■ Material provided ■
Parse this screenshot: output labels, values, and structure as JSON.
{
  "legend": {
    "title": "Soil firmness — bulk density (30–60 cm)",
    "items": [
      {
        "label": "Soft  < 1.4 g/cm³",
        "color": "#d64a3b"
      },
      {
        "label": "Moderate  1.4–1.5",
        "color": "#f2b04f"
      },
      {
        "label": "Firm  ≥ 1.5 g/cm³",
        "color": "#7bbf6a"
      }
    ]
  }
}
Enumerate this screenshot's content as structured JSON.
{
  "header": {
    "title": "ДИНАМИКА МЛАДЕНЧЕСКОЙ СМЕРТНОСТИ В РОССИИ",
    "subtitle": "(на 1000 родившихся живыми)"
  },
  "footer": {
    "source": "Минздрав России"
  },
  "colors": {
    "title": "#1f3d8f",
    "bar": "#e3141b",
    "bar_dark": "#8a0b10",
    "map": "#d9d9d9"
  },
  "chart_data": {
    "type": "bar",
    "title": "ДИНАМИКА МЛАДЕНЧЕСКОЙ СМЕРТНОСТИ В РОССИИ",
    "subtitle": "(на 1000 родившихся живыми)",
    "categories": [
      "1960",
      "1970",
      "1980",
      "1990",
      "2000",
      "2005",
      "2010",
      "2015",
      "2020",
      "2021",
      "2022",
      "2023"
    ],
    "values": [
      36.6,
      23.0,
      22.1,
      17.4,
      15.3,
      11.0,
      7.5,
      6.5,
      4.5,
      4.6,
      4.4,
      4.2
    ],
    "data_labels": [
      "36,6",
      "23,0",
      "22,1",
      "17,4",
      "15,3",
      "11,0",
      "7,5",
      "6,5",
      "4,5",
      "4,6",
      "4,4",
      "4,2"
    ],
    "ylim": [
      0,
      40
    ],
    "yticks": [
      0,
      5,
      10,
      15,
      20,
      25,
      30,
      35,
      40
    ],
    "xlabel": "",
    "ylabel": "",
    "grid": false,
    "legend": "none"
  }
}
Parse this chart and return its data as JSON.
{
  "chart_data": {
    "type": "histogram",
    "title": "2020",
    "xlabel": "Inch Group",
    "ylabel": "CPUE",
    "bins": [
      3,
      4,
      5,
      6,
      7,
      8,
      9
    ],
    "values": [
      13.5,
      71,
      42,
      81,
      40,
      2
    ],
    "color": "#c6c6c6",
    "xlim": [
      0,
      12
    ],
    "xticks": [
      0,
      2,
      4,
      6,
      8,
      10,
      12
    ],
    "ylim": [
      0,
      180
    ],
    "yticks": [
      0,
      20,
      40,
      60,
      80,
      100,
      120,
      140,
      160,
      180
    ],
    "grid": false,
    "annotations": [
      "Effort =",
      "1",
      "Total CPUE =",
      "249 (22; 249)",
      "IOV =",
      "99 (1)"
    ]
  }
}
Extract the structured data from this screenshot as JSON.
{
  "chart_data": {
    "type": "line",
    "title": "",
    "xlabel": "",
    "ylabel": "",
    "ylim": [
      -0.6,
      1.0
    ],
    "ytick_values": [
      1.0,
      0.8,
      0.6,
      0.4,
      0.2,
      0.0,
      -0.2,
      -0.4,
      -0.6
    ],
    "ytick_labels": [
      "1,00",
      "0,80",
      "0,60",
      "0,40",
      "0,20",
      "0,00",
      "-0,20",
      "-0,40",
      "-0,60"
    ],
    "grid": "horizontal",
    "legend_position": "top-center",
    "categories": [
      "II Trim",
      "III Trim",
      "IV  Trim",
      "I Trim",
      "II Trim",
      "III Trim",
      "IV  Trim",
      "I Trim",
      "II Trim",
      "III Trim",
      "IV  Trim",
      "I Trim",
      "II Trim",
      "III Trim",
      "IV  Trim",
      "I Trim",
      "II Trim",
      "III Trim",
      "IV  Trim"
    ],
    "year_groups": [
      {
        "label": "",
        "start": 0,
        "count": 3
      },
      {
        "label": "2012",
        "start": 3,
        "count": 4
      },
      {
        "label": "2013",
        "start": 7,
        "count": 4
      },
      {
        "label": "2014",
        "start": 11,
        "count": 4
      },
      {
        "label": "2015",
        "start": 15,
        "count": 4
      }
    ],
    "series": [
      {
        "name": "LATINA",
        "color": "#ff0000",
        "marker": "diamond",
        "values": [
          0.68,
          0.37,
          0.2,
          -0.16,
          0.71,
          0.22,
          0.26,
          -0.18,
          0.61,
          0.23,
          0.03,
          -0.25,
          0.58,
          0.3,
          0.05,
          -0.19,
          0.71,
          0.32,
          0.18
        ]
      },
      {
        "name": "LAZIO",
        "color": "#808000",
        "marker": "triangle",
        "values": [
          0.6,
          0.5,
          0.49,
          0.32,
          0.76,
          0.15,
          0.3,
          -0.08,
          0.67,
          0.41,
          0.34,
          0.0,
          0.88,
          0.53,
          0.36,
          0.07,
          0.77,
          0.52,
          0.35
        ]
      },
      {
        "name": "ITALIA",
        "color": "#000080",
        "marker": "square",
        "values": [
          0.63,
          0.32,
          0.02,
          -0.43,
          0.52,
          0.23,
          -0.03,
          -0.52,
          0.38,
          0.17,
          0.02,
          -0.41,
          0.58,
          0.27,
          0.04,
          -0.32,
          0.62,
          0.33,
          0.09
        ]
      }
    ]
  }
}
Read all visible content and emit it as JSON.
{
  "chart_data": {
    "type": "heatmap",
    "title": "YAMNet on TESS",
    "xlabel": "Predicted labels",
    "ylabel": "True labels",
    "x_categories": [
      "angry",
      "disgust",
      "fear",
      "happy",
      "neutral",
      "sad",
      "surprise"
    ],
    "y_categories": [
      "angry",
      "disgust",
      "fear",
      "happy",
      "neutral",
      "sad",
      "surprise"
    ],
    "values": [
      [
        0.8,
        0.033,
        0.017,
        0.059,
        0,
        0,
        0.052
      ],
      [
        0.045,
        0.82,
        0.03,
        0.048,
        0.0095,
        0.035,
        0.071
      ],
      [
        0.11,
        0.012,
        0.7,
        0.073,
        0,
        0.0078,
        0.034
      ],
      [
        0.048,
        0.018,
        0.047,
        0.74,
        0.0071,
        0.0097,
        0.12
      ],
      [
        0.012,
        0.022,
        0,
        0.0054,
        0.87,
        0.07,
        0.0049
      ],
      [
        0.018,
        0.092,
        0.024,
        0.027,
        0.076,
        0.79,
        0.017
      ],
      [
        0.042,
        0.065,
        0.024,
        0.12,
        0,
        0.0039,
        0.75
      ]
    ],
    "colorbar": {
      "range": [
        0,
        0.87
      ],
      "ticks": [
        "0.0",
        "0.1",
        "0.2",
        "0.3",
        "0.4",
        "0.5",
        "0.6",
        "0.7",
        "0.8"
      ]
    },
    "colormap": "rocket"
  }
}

■ Exercise goal ■
From the records above, pull out every line containing the word "structured".

■ Response to the exercise ■
Enumerate this screenshot's content as structured JSON.
Extract the structured data from this screenshot as JSON.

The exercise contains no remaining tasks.